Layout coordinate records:
──────────

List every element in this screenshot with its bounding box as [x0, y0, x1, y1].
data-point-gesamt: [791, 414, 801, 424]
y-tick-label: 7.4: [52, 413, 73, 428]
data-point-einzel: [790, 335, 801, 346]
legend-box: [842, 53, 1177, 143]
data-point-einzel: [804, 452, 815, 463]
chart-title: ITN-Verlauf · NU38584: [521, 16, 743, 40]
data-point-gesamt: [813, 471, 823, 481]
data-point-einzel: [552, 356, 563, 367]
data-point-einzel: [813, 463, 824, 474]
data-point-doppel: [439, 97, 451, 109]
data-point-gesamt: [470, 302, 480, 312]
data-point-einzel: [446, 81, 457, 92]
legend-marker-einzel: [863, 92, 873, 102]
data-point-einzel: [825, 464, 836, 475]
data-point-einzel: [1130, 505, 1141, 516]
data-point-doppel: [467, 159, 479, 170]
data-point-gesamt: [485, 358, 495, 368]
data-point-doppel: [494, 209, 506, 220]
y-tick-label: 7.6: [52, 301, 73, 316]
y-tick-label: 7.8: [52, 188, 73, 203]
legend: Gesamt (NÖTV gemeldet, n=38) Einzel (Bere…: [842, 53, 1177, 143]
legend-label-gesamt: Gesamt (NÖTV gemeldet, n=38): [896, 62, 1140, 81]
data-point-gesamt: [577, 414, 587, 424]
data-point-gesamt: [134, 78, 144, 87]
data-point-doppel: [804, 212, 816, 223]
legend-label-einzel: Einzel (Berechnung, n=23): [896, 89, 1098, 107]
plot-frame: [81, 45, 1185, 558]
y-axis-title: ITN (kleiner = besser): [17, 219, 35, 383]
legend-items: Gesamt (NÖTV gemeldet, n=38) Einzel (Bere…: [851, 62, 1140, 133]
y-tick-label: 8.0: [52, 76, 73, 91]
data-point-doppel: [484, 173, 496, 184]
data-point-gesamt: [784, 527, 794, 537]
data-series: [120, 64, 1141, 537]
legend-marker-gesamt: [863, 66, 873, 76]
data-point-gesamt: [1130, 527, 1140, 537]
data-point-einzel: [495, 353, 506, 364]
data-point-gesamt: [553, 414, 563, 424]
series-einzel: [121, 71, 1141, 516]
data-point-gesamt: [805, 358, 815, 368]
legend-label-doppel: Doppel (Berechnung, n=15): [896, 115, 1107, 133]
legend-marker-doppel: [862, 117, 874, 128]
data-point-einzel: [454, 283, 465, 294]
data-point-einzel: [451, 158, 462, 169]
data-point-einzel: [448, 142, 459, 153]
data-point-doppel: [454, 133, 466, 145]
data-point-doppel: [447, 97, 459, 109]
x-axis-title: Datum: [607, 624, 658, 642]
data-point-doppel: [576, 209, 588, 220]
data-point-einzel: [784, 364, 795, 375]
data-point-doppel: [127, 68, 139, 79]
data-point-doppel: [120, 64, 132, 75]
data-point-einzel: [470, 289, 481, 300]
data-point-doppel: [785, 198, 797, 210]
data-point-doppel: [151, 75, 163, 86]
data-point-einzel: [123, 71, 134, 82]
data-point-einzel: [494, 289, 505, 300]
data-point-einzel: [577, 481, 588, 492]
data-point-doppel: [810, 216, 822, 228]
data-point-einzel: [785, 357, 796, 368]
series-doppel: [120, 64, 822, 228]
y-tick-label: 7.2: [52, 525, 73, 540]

──────────

Copy out every line of the records above, changing nothing.

SOLUTION TO THIS TASK ->
List every element in this screenshot with its bounding box as [x0, y0, x1, y1].
data-point-gesamt: [791, 414, 801, 424]
y-tick-label: 7.4: [52, 413, 73, 428]
data-point-einzel: [790, 335, 801, 346]
legend-box: [842, 53, 1177, 143]
data-point-einzel: [804, 452, 815, 463]
chart-title: ITN-Verlauf · NU38584: [521, 16, 743, 40]
data-point-gesamt: [813, 471, 823, 481]
data-point-einzel: [552, 356, 563, 367]
data-point-einzel: [813, 463, 824, 474]
data-point-doppel: [439, 97, 451, 109]
data-point-gesamt: [470, 302, 480, 312]
data-point-einzel: [446, 81, 457, 92]
legend-marker-einzel: [863, 92, 873, 102]
data-point-einzel: [825, 464, 836, 475]
data-point-einzel: [1130, 505, 1141, 516]
data-point-doppel: [467, 159, 479, 170]
data-point-gesamt: [485, 358, 495, 368]
data-point-doppel: [494, 209, 506, 220]
y-tick-label: 7.6: [52, 301, 73, 316]
y-tick-label: 7.8: [52, 188, 73, 203]
legend: Gesamt (NÖTV gemeldet, n=38) Einzel (Bere…: [842, 53, 1177, 143]
legend-label-gesamt: Gesamt (NÖTV gemeldet, n=38): [896, 62, 1140, 81]
data-point-gesamt: [577, 414, 587, 424]
data-point-gesamt: [134, 78, 144, 87]
data-point-doppel: [804, 212, 816, 223]
legend-label-einzel: Einzel (Berechnung, n=23): [896, 89, 1098, 107]
plot-frame: [81, 45, 1185, 558]
y-axis-title: ITN (kleiner = besser): [17, 219, 35, 383]
legend-items: Gesamt (NÖTV gemeldet, n=38) Einzel (Bere…: [851, 62, 1140, 133]
y-tick-label: 8.0: [52, 76, 73, 91]
data-point-doppel: [484, 173, 496, 184]
data-point-gesamt: [784, 527, 794, 537]
data-series: [120, 64, 1141, 537]
legend-marker-gesamt: [863, 66, 873, 76]
data-point-gesamt: [1130, 527, 1140, 537]
data-point-einzel: [495, 353, 506, 364]
data-point-gesamt: [553, 414, 563, 424]
series-einzel: [121, 71, 1141, 516]
data-point-gesamt: [805, 358, 815, 368]
legend-label-doppel: Doppel (Berechnung, n=15): [896, 115, 1107, 133]
legend-marker-doppel: [862, 117, 874, 128]
data-point-einzel: [454, 283, 465, 294]
data-point-einzel: [451, 158, 462, 169]
data-point-einzel: [448, 142, 459, 153]
data-point-doppel: [454, 133, 466, 145]
data-point-doppel: [447, 97, 459, 109]
x-axis-title: Datum: [607, 624, 658, 642]
data-point-doppel: [576, 209, 588, 220]
data-point-einzel: [784, 364, 795, 375]
data-point-doppel: [127, 68, 139, 79]
data-point-doppel: [120, 64, 132, 75]
data-point-einzel: [470, 289, 481, 300]
data-point-doppel: [785, 198, 797, 210]
data-point-doppel: [151, 75, 163, 86]
data-point-einzel: [123, 71, 134, 82]
data-point-einzel: [494, 289, 505, 300]
data-point-einzel: [577, 481, 588, 492]
data-point-doppel: [810, 216, 822, 228]
data-point-einzel: [785, 357, 796, 368]
series-doppel: [120, 64, 822, 228]
y-tick-label: 7.2: [52, 525, 73, 540]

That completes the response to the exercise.